Records from a dataset
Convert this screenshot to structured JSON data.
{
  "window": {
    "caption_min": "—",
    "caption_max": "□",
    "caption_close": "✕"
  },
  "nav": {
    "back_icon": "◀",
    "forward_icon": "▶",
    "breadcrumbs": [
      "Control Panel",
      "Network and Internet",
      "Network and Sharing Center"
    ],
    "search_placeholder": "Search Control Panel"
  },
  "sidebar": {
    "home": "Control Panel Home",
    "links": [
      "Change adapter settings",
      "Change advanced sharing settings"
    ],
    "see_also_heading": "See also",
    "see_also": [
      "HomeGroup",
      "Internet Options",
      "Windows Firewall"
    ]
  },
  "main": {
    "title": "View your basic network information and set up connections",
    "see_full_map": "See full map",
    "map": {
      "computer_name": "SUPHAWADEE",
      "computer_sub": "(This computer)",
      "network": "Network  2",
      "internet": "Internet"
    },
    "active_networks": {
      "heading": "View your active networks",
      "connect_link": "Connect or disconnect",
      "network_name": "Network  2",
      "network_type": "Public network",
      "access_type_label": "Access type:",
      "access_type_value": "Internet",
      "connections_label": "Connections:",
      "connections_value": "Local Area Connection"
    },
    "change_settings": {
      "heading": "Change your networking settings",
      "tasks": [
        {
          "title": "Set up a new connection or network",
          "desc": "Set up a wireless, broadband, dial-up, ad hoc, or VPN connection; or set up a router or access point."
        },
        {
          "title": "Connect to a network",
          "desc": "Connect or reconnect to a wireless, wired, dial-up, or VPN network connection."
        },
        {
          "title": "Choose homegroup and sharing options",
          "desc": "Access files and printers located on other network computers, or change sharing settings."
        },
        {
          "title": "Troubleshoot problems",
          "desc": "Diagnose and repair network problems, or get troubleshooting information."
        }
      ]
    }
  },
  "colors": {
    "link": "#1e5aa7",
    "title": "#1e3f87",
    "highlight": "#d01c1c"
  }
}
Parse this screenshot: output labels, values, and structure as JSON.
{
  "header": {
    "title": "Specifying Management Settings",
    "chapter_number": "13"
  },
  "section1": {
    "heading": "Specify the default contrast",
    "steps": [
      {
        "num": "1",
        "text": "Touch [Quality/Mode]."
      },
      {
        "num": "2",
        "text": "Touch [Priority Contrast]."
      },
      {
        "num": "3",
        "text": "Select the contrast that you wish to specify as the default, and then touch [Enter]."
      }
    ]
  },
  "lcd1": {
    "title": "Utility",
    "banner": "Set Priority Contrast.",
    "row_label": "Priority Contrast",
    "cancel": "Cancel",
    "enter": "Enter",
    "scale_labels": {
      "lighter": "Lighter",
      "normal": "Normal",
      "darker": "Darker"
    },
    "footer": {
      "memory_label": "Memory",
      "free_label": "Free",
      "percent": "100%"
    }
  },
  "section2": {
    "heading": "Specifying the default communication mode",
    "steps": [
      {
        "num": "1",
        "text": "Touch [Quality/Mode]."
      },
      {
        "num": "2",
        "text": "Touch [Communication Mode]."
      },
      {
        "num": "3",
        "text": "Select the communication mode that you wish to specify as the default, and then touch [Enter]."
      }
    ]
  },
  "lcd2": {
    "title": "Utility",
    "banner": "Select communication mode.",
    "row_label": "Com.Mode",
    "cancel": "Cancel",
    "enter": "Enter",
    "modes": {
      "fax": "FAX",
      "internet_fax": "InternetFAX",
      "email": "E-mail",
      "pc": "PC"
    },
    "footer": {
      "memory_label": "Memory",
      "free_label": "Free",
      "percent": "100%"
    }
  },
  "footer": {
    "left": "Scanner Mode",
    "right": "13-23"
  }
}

* * *

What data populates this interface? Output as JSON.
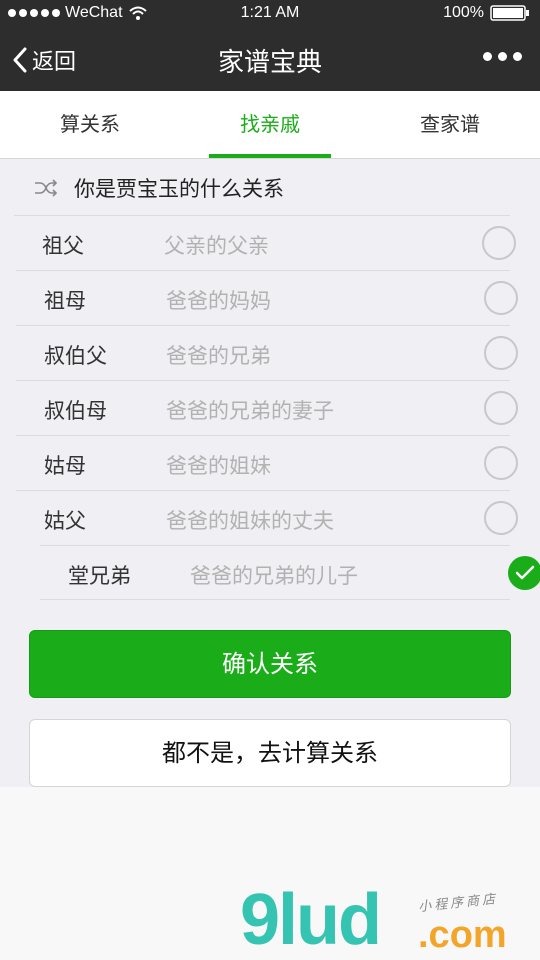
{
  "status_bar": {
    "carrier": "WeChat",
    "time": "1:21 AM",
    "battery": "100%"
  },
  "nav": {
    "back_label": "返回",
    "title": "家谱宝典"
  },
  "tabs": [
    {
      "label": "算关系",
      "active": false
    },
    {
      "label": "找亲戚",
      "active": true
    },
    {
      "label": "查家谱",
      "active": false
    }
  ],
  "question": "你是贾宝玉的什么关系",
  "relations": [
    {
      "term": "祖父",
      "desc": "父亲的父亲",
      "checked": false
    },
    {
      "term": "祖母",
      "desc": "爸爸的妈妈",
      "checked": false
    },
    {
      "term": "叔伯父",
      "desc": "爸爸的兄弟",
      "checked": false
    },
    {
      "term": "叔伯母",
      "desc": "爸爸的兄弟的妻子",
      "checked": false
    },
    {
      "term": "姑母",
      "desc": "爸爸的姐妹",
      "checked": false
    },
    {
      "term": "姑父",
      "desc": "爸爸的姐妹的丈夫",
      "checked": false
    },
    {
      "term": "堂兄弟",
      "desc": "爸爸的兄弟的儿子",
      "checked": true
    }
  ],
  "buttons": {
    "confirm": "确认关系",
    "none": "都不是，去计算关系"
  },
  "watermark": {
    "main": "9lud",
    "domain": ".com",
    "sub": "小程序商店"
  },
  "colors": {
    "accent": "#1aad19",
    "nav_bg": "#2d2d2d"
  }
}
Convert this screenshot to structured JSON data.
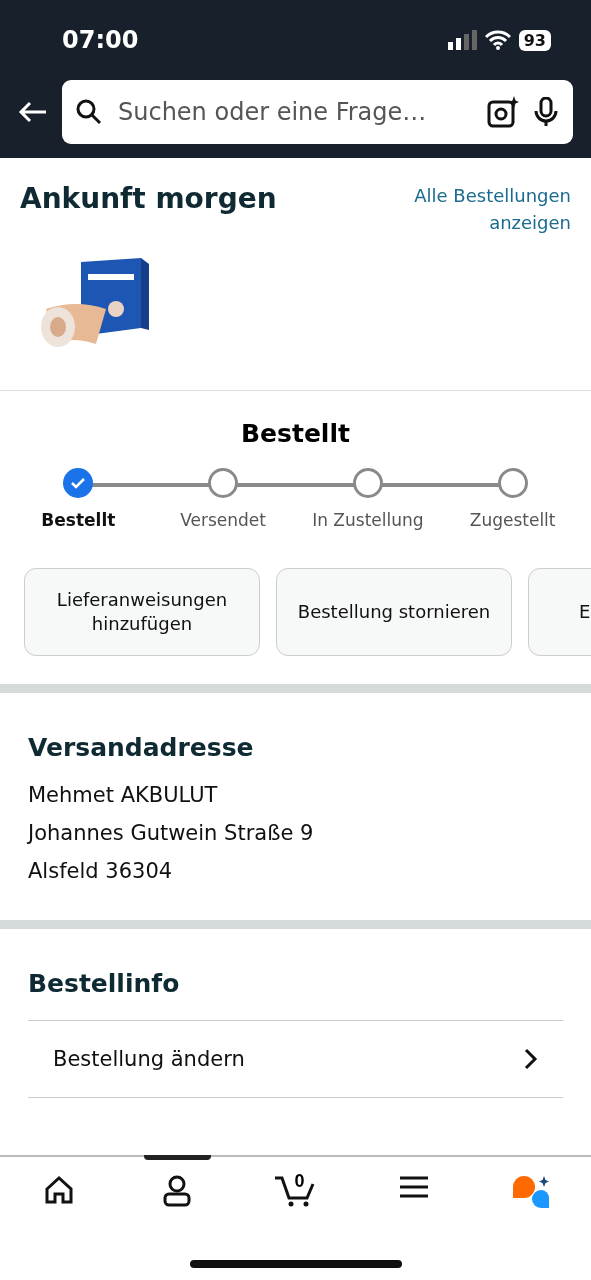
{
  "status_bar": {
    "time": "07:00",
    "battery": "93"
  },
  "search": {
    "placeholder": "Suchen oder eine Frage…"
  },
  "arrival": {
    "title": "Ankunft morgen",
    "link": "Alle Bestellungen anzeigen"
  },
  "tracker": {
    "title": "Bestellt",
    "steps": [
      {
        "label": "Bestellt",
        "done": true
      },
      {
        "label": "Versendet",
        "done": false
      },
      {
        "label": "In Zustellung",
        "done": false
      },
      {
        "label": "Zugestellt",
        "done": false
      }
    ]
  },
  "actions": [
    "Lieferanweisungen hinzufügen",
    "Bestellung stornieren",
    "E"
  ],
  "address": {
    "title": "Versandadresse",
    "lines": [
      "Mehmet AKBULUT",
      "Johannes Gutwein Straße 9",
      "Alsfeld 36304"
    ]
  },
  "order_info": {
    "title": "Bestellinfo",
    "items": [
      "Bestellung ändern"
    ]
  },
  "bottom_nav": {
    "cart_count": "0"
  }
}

Problem description: Search the data above for the string "then" and copy each line that has it.

The response:
        "text": "Select the contrast that you wish to specify as the default, and then touch [Enter]."
        "text": "Select the communication mode that you wish to specify as the default, and then touch [Enter]."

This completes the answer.